> **Aim of the exercise**: Locate every line in the material below that has the word "Heliocentric". Copy each of those lines.

** Start of Task data **

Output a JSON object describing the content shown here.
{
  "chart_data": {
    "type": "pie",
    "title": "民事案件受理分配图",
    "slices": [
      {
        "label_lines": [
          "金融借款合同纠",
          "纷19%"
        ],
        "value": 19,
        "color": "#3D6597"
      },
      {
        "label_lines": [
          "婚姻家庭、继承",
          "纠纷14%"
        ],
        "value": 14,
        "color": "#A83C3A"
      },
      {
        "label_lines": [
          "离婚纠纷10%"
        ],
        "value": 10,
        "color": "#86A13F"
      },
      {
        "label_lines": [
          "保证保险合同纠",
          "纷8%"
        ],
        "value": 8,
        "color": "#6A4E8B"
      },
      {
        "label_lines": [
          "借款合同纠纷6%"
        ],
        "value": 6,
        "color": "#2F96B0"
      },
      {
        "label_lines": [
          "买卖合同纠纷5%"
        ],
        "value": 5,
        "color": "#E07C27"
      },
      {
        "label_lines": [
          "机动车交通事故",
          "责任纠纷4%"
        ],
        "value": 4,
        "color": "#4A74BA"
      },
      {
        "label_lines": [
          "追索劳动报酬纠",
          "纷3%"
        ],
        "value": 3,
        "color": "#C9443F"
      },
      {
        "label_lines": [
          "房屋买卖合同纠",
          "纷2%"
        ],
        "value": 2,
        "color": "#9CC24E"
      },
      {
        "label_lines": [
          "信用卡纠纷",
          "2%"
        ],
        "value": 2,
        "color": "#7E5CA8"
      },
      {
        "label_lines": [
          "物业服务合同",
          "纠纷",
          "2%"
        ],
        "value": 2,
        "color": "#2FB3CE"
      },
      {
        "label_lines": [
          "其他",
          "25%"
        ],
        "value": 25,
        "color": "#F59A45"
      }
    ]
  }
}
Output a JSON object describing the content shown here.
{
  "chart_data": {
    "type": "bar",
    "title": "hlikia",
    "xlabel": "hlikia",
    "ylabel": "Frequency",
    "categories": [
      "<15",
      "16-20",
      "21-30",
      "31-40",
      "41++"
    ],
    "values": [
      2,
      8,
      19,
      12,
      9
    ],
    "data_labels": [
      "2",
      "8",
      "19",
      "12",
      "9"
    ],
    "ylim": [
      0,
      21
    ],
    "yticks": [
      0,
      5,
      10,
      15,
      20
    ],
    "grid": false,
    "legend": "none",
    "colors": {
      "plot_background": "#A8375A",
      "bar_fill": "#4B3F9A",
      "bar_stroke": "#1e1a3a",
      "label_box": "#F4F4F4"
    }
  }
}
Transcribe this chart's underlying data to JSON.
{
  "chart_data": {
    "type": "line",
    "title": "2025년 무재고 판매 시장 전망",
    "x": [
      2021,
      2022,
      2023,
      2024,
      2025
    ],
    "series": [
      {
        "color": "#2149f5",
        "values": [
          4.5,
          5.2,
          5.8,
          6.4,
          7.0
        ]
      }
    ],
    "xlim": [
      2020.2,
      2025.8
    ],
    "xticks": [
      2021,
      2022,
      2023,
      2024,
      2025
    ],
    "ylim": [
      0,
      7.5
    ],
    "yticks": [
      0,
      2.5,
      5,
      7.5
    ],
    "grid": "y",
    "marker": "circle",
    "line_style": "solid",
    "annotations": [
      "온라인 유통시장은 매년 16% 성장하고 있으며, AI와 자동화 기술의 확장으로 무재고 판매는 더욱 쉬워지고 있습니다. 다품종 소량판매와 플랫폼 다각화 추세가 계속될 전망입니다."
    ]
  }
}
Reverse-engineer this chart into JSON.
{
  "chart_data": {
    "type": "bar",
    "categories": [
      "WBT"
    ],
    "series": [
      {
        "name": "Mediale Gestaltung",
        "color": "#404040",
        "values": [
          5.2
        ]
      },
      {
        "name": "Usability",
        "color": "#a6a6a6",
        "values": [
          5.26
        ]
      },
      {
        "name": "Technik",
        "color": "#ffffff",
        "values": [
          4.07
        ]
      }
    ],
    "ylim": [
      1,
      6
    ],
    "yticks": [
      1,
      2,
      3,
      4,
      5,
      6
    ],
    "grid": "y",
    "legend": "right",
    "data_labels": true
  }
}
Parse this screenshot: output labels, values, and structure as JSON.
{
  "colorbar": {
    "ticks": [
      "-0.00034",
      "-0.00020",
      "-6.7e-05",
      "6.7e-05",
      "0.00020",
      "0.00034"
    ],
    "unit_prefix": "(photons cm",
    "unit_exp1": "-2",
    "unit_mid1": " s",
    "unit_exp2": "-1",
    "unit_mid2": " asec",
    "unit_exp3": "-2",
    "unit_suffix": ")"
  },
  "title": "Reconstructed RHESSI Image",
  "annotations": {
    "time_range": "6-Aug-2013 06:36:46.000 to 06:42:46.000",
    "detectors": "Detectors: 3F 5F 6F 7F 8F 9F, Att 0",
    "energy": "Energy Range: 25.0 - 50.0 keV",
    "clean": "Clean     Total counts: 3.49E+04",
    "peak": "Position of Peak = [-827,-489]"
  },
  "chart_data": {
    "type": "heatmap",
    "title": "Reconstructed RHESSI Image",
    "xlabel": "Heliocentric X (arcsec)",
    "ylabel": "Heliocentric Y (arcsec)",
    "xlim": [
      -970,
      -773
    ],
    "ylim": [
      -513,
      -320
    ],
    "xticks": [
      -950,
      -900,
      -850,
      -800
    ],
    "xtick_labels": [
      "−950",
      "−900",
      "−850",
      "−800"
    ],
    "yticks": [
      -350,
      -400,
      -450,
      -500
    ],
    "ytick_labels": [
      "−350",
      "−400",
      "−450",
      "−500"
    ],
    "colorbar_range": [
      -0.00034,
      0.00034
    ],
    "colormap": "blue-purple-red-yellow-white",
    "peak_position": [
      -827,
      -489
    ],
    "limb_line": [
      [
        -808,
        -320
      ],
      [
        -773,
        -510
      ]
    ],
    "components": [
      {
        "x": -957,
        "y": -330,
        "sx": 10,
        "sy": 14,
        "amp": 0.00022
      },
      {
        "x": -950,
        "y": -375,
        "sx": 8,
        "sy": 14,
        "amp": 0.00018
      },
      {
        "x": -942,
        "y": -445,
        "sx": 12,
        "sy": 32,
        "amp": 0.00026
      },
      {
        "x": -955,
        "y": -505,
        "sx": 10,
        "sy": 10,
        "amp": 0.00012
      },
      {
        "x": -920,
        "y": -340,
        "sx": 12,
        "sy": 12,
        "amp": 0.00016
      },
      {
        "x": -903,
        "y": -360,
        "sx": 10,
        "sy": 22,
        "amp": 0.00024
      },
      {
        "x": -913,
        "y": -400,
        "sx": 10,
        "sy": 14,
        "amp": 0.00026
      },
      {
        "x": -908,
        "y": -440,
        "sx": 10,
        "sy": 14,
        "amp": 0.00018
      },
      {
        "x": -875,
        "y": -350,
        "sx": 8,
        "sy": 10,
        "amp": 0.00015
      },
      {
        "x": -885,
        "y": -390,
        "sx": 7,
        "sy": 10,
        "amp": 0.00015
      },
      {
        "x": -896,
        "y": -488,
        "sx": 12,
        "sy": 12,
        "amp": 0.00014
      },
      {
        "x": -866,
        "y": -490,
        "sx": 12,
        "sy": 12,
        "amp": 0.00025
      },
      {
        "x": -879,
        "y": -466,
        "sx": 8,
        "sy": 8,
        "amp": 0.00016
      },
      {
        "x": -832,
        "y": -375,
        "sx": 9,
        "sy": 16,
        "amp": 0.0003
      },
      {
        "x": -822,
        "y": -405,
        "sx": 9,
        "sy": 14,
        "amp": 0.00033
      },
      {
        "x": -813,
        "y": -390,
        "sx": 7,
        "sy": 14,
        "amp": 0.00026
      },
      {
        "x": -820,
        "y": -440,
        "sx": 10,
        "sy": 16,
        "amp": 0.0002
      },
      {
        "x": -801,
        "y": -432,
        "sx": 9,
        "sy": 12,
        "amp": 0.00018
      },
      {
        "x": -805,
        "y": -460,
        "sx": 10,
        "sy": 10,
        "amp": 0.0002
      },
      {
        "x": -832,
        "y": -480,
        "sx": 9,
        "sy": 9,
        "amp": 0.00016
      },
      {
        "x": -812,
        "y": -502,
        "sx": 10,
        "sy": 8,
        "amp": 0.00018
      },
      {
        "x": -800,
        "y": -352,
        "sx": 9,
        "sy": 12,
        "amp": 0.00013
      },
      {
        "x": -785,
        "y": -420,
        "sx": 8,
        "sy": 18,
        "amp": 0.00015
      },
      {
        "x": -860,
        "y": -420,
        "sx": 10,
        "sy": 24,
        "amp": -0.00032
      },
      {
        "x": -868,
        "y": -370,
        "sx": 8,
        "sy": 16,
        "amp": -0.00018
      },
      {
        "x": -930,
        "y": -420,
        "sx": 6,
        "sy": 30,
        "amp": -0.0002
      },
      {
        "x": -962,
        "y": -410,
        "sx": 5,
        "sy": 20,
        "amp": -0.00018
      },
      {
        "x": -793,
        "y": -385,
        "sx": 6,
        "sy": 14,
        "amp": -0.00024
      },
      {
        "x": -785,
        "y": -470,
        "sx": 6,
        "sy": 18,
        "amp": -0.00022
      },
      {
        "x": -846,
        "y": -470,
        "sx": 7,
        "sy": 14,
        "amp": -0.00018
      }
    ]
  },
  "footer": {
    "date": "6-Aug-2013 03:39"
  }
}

** End of Task data **

> **Exercise output**:
    "xlabel": "Heliocentric X (arcsec)",
    "ylabel": "Heliocentric Y (arcsec)",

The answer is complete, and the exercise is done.